DIRECTIONS
Extract every line where the string "label" appears.

________________________

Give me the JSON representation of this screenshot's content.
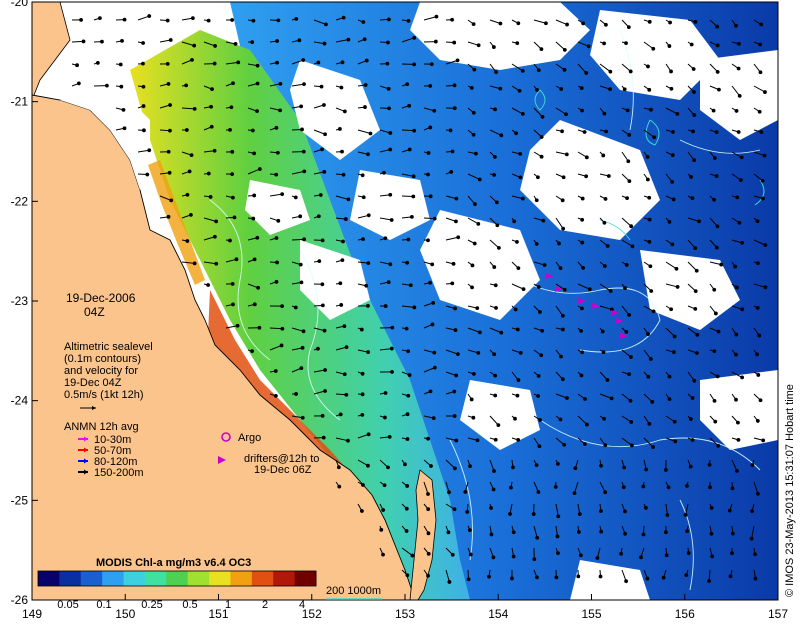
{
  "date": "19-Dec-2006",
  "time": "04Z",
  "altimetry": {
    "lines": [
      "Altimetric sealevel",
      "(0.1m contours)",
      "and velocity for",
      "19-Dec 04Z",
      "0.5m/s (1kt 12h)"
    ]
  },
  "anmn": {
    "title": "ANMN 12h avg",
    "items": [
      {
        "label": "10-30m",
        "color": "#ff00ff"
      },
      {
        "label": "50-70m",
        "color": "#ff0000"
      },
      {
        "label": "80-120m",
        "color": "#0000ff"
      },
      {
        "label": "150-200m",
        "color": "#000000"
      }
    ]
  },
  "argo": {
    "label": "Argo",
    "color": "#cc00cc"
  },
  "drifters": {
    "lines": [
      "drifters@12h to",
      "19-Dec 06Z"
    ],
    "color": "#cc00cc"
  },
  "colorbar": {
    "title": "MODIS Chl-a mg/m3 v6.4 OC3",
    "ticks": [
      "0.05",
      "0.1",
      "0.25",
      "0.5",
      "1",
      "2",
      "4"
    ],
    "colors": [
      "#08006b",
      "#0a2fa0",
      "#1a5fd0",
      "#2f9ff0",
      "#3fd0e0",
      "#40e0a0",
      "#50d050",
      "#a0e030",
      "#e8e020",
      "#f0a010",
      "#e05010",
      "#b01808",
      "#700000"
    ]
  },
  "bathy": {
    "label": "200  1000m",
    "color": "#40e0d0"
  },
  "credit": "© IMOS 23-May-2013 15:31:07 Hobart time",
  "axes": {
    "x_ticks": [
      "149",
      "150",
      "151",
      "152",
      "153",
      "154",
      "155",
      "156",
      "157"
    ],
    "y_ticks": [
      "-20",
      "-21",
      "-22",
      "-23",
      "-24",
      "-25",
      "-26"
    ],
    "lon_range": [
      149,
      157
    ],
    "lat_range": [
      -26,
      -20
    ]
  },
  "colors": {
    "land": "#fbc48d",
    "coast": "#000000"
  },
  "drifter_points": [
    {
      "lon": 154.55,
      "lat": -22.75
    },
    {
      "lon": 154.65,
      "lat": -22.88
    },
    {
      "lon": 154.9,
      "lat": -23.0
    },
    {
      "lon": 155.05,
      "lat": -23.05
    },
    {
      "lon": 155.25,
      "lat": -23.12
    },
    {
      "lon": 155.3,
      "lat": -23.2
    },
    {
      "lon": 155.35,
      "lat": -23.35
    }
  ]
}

________________________

COMPLETE RESPONSE
        "label": "10-30m",
        "label": "50-70m",
        "label": "80-120m",
        "label": "150-200m",
    "label": "Argo",
    "label": "200  1000m",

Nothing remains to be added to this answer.